Recorded data —
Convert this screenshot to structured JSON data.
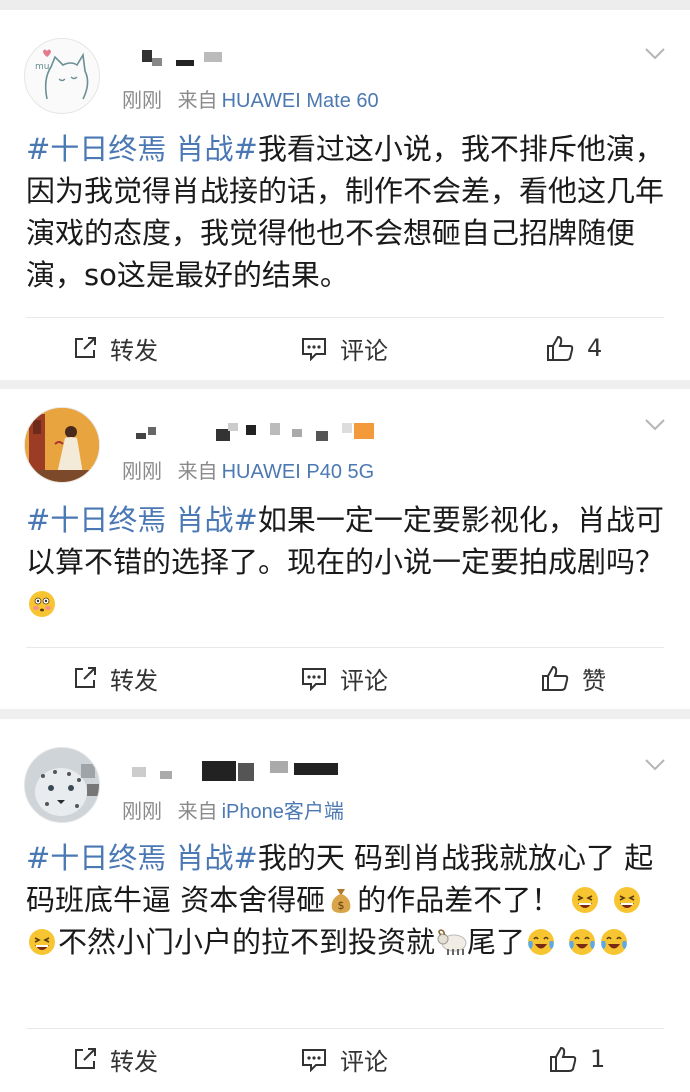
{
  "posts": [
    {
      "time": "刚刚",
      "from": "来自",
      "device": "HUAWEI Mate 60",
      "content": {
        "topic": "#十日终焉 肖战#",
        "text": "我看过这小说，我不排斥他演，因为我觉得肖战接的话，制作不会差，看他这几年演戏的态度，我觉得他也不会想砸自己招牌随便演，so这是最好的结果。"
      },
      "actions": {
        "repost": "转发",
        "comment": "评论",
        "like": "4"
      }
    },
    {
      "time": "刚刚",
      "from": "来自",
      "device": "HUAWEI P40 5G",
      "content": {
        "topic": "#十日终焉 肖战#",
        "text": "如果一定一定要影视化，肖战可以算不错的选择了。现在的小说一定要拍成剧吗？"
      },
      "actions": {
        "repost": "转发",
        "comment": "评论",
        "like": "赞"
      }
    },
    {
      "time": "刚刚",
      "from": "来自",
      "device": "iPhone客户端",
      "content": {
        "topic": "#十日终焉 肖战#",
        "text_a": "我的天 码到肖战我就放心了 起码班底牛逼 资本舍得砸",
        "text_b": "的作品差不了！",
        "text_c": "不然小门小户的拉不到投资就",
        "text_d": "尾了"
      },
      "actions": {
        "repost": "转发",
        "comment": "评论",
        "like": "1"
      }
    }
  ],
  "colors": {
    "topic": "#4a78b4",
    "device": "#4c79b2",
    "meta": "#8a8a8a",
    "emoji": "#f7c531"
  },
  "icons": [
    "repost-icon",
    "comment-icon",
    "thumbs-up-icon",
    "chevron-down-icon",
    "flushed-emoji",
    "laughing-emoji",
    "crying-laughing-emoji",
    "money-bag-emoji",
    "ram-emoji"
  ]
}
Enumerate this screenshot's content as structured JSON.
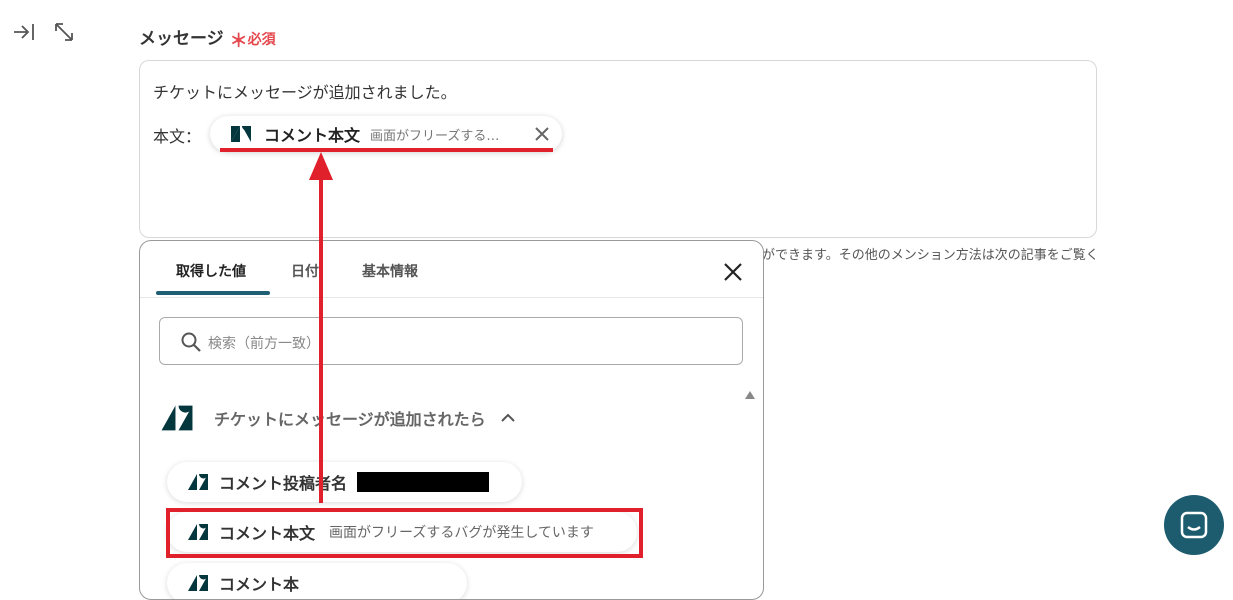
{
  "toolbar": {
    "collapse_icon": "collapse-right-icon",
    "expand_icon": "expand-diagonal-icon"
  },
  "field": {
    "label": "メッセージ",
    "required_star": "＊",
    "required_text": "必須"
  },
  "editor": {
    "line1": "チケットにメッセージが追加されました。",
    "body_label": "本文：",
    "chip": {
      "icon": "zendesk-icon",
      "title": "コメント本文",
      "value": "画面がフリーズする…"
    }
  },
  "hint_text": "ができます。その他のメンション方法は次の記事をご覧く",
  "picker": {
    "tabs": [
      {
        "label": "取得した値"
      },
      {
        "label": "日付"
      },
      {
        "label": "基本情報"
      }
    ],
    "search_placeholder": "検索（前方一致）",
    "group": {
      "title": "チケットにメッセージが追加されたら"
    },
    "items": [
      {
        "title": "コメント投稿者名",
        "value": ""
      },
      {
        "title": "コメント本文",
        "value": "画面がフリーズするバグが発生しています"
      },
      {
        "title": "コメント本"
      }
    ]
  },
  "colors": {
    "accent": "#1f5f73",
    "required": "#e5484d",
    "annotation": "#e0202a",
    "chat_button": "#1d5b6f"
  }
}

Direction —
Leave out the pictures and give the rest of the records again exactly.

The completed task —
Convert this screenshot to structured JSON data.
{
  "posts": [
    {
      "time": "刚刚",
      "from": "来自",
      "device": "HUAWEI Mate 60",
      "content": {
        "topic": "#十日终焉 肖战#",
        "text": "我看过这小说，我不排斥他演，因为我觉得肖战接的话，制作不会差，看他这几年演戏的态度，我觉得他也不会想砸自己招牌随便演，so这是最好的结果。"
      },
      "actions": {
        "repost": "转发",
        "comment": "评论",
        "like": "4"
      }
    },
    {
      "time": "刚刚",
      "from": "来自",
      "device": "HUAWEI P40 5G",
      "content": {
        "topic": "#十日终焉 肖战#",
        "text": "如果一定一定要影视化，肖战可以算不错的选择了。现在的小说一定要拍成剧吗？"
      },
      "actions": {
        "repost": "转发",
        "comment": "评论",
        "like": "赞"
      }
    },
    {
      "time": "刚刚",
      "from": "来自",
      "device": "iPhone客户端",
      "content": {
        "topic": "#十日终焉 肖战#",
        "text_a": "我的天 码到肖战我就放心了 起码班底牛逼 资本舍得砸",
        "text_b": "的作品差不了！",
        "text_c": "不然小门小户的拉不到投资就",
        "text_d": "尾了"
      },
      "actions": {
        "repost": "转发",
        "comment": "评论",
        "like": "1"
      }
    }
  ],
  "colors": {
    "topic": "#4a78b4",
    "device": "#4c79b2",
    "meta": "#8a8a8a",
    "emoji": "#f7c531"
  },
  "icons": [
    "repost-icon",
    "comment-icon",
    "thumbs-up-icon",
    "chevron-down-icon",
    "flushed-emoji",
    "laughing-emoji",
    "crying-laughing-emoji",
    "money-bag-emoji",
    "ram-emoji"
  ]
}
Enumerate this screenshot's content as structured JSON.
{
  "toolbar": {
    "collapse_icon": "collapse-right-icon",
    "expand_icon": "expand-diagonal-icon"
  },
  "field": {
    "label": "メッセージ",
    "required_star": "＊",
    "required_text": "必須"
  },
  "editor": {
    "line1": "チケットにメッセージが追加されました。",
    "body_label": "本文：",
    "chip": {
      "icon": "zendesk-icon",
      "title": "コメント本文",
      "value": "画面がフリーズする…"
    }
  },
  "hint_text": "ができます。その他のメンション方法は次の記事をご覧く",
  "picker": {
    "tabs": [
      {
        "label": "取得した値"
      },
      {
        "label": "日付"
      },
      {
        "label": "基本情報"
      }
    ],
    "search_placeholder": "検索（前方一致）",
    "group": {
      "title": "チケットにメッセージが追加されたら"
    },
    "items": [
      {
        "title": "コメント投稿者名",
        "value": ""
      },
      {
        "title": "コメント本文",
        "value": "画面がフリーズするバグが発生しています"
      },
      {
        "title": "コメント本"
      }
    ]
  },
  "colors": {
    "accent": "#1f5f73",
    "required": "#e5484d",
    "annotation": "#e0202a",
    "chat_button": "#1d5b6f"
  }
}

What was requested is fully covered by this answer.